Dataset items

● ● ● ●

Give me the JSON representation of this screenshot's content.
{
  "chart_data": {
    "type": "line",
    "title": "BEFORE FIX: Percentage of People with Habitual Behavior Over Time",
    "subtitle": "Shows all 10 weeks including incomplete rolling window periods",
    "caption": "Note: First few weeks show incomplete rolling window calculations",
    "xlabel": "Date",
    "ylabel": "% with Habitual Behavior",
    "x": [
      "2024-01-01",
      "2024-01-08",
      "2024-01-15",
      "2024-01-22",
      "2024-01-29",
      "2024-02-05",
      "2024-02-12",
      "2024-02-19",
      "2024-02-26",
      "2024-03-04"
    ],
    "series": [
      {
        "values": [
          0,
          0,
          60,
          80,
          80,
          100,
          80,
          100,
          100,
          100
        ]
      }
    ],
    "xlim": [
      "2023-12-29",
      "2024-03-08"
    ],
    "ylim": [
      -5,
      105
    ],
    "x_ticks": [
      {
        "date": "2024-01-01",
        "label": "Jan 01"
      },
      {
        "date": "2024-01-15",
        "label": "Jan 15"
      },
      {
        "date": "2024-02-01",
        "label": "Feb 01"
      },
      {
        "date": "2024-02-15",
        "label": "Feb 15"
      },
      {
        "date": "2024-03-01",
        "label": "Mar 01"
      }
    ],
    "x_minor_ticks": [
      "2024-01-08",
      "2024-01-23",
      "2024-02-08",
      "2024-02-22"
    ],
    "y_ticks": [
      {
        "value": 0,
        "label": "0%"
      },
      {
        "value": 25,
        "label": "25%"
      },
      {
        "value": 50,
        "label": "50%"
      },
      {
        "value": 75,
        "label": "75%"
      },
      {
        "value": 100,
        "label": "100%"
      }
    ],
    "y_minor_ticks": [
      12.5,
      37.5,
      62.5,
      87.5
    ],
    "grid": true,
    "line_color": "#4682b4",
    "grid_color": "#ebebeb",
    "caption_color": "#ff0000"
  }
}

● ● ● ●

== WORK REQUIRED ==
Return the material exactly as it stands.

== SOLUTION TO THE PROBLEM ==
Give me the JSON representation of this screenshot's content.
{
  "chart_data": {
    "type": "line",
    "title": "BEFORE FIX: Percentage of People with Habitual Behavior Over Time",
    "subtitle": "Shows all 10 weeks including incomplete rolling window periods",
    "caption": "Note: First few weeks show incomplete rolling window calculations",
    "xlabel": "Date",
    "ylabel": "% with Habitual Behavior",
    "x": [
      "2024-01-01",
      "2024-01-08",
      "2024-01-15",
      "2024-01-22",
      "2024-01-29",
      "2024-02-05",
      "2024-02-12",
      "2024-02-19",
      "2024-02-26",
      "2024-03-04"
    ],
    "series": [
      {
        "values": [
          0,
          0,
          60,
          80,
          80,
          100,
          80,
          100,
          100,
          100
        ]
      }
    ],
    "xlim": [
      "2023-12-29",
      "2024-03-08"
    ],
    "ylim": [
      -5,
      105
    ],
    "x_ticks": [
      {
        "date": "2024-01-01",
        "label": "Jan 01"
      },
      {
        "date": "2024-01-15",
        "label": "Jan 15"
      },
      {
        "date": "2024-02-01",
        "label": "Feb 01"
      },
      {
        "date": "2024-02-15",
        "label": "Feb 15"
      },
      {
        "date": "2024-03-01",
        "label": "Mar 01"
      }
    ],
    "x_minor_ticks": [
      "2024-01-08",
      "2024-01-23",
      "2024-02-08",
      "2024-02-22"
    ],
    "y_ticks": [
      {
        "value": 0,
        "label": "0%"
      },
      {
        "value": 25,
        "label": "25%"
      },
      {
        "value": 50,
        "label": "50%"
      },
      {
        "value": 75,
        "label": "75%"
      },
      {
        "value": 100,
        "label": "100%"
      }
    ],
    "y_minor_ticks": [
      12.5,
      37.5,
      62.5,
      87.5
    ],
    "grid": true,
    "line_color": "#4682b4",
    "grid_color": "#ebebeb",
    "caption_color": "#ff0000"
  }
}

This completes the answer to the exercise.